DATA RECORDS:
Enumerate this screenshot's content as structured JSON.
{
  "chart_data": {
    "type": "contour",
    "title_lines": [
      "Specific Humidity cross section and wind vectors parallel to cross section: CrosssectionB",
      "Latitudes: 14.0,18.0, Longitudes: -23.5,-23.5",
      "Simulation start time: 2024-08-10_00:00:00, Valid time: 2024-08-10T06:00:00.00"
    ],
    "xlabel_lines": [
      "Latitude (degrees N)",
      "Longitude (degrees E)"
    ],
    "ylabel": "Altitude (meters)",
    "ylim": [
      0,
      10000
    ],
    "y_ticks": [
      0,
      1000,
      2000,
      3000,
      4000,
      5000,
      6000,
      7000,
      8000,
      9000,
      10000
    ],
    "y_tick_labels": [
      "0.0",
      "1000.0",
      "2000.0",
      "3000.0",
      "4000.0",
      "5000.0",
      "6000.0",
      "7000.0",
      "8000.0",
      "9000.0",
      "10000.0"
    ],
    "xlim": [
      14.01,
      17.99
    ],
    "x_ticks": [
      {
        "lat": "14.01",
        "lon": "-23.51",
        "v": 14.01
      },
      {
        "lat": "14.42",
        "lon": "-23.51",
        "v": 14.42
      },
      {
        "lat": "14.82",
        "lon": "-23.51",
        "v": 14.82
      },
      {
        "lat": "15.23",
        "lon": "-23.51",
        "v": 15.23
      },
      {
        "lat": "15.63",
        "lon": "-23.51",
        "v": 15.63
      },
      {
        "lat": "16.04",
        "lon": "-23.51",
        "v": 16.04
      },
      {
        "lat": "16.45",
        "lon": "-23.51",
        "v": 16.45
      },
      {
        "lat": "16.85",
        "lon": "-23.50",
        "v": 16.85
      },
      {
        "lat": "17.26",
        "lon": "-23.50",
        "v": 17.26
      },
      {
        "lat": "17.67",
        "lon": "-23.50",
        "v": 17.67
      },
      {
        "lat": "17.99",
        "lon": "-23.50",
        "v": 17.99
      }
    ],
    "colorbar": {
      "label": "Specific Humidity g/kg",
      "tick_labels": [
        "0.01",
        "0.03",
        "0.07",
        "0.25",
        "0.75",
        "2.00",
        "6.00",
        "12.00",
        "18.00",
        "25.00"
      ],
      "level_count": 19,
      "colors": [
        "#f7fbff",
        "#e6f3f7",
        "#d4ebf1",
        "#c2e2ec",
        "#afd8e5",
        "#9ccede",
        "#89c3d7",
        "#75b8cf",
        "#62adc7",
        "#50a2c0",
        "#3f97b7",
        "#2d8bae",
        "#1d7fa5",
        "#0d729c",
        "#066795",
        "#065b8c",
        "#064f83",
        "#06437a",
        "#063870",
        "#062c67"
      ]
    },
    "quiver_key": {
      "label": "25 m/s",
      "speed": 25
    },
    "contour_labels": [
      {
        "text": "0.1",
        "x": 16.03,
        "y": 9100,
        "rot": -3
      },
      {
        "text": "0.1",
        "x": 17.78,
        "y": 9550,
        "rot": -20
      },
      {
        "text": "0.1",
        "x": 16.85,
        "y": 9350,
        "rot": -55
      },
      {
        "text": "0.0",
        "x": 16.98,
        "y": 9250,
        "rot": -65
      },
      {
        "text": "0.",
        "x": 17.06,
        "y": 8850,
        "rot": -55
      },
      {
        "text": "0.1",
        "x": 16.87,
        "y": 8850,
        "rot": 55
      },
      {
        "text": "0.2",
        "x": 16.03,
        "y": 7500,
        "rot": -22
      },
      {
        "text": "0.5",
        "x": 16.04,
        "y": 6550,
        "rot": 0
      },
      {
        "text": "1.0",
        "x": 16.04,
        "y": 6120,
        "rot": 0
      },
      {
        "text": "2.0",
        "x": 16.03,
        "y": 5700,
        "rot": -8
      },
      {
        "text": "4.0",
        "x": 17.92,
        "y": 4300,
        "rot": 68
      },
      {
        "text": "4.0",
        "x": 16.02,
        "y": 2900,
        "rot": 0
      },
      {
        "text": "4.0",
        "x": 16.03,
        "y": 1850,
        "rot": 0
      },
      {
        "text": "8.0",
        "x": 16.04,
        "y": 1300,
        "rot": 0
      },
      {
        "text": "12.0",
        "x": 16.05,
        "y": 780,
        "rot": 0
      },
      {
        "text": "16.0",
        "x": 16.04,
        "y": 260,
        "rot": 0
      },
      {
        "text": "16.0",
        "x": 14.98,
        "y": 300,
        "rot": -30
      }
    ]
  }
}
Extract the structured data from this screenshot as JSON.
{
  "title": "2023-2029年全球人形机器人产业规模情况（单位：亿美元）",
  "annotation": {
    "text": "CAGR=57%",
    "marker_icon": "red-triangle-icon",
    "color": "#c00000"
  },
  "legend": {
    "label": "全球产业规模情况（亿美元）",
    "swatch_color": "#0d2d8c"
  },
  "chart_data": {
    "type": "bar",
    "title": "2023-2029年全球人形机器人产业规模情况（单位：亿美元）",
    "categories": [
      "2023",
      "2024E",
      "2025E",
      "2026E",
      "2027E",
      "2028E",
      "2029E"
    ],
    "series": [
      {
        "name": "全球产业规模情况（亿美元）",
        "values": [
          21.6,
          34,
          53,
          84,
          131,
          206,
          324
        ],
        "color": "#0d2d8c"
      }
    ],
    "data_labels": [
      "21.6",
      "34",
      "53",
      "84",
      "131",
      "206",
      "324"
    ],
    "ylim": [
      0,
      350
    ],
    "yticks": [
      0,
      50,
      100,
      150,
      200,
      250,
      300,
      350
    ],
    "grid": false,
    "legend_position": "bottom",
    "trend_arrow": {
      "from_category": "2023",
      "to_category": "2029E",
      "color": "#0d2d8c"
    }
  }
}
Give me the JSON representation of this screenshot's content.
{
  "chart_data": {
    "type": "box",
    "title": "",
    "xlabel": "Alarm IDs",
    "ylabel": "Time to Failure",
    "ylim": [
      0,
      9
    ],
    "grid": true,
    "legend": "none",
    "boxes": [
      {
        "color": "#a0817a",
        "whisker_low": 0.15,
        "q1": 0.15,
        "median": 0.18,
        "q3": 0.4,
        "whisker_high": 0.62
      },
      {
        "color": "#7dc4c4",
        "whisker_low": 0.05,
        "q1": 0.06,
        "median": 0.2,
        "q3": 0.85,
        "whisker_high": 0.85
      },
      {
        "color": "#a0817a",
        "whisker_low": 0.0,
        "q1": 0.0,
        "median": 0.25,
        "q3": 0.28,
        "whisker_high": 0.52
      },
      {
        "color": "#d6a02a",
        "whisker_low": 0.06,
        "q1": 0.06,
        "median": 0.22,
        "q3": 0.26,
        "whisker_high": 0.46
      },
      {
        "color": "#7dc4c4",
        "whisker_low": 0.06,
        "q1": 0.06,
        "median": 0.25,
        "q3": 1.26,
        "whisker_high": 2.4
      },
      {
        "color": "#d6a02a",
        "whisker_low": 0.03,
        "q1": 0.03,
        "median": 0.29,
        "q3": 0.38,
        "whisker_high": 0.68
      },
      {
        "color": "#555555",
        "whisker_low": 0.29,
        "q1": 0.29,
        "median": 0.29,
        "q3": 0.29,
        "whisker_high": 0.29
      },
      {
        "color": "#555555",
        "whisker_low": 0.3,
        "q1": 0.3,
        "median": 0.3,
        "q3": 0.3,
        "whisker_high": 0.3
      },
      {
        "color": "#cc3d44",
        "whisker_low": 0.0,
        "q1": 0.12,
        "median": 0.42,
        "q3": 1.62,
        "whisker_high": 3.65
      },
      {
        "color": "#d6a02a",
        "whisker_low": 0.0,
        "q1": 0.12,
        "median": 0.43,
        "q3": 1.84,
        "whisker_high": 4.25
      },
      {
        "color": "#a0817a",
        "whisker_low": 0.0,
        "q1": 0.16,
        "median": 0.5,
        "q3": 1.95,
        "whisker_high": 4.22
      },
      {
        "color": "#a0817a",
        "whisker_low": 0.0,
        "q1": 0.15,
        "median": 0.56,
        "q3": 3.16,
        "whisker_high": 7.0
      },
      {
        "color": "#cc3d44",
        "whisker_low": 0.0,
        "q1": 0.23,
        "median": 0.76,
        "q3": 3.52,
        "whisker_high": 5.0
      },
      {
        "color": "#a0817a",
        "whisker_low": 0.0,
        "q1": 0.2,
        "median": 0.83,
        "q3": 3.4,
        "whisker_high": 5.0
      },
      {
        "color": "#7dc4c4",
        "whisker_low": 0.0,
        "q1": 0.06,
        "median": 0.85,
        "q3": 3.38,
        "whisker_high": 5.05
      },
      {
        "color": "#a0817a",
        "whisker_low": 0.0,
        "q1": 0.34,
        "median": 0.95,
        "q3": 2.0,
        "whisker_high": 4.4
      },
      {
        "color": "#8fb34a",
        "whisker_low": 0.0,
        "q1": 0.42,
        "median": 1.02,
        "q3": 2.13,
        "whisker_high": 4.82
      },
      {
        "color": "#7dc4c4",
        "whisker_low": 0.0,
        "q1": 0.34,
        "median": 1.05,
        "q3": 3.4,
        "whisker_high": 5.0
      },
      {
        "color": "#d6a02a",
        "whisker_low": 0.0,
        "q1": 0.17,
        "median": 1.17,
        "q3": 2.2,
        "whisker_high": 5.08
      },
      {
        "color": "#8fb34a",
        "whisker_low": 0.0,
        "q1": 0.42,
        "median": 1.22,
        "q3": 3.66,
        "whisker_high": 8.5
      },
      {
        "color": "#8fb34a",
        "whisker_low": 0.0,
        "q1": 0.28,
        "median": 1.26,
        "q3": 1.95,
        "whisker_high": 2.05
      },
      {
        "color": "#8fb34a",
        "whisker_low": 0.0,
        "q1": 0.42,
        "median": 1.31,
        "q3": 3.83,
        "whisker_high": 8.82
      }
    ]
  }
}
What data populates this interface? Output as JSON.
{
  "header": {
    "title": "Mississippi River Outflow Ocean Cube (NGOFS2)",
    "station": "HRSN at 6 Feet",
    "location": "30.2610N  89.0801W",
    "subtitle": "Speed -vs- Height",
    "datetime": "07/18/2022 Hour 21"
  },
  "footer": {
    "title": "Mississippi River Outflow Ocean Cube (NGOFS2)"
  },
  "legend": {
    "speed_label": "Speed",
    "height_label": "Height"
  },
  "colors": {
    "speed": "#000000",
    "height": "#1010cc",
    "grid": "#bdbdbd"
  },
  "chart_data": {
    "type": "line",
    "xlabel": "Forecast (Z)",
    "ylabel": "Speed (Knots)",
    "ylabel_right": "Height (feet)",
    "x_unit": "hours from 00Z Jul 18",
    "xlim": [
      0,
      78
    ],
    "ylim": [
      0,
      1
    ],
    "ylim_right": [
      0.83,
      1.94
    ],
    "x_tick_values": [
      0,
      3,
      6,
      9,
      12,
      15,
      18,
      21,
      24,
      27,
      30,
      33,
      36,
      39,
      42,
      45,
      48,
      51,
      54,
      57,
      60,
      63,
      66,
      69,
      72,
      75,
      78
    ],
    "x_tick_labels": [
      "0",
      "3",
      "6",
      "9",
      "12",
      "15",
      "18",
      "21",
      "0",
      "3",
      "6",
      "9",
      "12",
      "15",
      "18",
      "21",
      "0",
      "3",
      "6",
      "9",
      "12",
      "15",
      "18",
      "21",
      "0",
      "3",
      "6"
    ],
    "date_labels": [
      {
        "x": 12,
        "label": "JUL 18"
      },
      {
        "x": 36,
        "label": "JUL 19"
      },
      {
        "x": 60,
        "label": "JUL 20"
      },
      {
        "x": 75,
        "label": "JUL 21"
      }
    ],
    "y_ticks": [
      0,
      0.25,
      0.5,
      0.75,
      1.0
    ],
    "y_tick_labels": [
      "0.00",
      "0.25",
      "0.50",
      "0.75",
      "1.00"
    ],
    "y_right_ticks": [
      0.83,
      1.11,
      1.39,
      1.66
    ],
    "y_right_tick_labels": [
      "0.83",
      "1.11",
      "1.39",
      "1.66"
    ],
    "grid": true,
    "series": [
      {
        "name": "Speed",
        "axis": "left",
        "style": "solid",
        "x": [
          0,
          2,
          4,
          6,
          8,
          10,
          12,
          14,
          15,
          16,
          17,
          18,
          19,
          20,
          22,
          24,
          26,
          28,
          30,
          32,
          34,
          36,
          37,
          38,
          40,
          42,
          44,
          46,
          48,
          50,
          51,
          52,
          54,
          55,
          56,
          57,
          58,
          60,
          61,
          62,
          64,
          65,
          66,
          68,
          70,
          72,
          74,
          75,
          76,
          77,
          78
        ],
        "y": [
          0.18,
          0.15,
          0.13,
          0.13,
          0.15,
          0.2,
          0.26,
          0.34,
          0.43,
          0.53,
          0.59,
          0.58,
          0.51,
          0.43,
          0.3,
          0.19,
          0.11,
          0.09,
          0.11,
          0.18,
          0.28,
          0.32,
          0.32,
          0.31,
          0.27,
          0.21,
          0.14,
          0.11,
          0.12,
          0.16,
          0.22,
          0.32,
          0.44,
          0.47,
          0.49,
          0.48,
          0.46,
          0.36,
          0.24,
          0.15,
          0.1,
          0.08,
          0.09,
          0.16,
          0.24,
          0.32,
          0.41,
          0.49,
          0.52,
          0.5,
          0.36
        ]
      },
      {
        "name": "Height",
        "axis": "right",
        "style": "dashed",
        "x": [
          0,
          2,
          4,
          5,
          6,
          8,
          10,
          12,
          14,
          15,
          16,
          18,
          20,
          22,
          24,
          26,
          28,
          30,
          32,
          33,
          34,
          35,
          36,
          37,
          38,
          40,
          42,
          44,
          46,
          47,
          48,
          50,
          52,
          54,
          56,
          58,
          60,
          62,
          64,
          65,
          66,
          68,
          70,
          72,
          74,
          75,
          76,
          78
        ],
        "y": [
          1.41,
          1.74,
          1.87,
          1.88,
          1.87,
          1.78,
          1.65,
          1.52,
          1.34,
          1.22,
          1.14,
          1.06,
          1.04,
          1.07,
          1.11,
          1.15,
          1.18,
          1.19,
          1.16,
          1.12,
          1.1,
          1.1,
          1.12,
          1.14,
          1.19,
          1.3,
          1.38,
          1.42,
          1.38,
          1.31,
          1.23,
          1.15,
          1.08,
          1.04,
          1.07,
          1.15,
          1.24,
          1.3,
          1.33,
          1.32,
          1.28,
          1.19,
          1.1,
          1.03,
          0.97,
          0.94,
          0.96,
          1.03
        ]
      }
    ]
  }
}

REQUIREMENTS:
Isolate the lines that hold the word "content" and copy all of them.

OUTPUT OF THE TASK:
Enumerate this screenshot's content as structured JSON.
Give me the JSON representation of this screenshot's content.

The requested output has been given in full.